_Goal of the exercise:_ Give the number of lines in this listing that contain "page", with no other words.

_Supplied data:_
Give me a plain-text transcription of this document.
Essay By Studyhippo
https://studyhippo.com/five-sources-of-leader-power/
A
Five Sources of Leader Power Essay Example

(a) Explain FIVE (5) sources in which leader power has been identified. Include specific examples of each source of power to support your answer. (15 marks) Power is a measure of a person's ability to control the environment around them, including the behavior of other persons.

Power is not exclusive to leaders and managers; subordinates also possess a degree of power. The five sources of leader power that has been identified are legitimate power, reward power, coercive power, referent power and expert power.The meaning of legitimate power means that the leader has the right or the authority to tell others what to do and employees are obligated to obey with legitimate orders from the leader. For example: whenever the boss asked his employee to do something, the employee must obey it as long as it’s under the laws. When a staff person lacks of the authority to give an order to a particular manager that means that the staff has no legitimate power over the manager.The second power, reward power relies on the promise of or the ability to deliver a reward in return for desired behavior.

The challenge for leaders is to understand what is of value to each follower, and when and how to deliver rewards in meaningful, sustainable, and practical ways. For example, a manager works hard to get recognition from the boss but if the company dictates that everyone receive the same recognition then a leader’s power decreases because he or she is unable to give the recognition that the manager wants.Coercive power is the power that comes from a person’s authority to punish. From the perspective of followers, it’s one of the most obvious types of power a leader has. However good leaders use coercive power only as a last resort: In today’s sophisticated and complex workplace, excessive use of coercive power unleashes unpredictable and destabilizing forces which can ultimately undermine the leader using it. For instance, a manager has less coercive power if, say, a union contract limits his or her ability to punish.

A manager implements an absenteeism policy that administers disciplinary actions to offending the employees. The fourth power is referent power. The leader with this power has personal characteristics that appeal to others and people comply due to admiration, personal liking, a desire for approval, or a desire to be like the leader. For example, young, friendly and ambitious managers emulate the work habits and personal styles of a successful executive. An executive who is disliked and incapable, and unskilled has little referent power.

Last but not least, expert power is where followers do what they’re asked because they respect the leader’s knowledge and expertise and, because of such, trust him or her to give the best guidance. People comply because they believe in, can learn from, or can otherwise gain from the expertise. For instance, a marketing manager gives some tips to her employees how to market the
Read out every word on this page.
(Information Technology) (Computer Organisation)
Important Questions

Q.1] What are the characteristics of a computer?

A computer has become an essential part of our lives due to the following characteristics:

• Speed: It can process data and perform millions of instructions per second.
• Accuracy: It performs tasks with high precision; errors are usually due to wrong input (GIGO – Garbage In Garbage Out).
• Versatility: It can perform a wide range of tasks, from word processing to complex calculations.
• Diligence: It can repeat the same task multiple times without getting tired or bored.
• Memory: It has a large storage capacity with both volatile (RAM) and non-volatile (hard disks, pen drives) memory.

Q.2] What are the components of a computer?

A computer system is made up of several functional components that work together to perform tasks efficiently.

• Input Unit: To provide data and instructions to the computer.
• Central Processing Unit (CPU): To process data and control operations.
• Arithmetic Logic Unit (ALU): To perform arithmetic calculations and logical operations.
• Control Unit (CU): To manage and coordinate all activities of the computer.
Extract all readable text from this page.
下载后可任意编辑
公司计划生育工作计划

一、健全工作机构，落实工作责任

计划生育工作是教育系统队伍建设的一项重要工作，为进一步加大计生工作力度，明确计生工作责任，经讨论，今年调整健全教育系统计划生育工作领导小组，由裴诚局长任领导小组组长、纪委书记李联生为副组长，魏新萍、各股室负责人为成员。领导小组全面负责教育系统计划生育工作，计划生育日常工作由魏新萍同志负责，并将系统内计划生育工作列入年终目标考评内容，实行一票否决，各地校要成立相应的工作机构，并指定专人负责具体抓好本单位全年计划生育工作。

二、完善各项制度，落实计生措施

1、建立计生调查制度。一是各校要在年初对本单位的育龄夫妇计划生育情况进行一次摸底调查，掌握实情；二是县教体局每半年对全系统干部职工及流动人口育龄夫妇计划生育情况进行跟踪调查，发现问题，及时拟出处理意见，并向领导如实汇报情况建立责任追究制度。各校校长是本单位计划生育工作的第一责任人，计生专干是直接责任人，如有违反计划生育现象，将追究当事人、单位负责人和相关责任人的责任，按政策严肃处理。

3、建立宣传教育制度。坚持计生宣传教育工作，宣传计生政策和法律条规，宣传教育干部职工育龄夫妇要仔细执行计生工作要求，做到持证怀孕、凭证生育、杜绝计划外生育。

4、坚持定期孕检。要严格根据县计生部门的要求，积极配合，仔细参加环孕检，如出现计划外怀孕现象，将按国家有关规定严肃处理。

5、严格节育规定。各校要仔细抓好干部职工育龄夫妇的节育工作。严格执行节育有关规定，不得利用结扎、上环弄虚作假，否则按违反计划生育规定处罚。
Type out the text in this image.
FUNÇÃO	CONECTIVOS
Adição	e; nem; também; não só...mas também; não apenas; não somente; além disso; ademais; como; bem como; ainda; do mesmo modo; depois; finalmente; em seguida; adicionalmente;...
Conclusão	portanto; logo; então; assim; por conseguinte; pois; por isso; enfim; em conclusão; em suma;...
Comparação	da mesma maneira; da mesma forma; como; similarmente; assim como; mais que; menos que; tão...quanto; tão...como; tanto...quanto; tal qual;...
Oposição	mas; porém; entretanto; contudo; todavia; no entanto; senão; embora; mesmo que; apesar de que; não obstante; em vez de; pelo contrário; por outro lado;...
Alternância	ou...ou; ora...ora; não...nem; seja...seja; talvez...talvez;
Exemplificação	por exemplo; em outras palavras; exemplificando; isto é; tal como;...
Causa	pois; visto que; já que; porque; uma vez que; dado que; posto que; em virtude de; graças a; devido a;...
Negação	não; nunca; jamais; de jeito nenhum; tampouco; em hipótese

_Task result:_ 2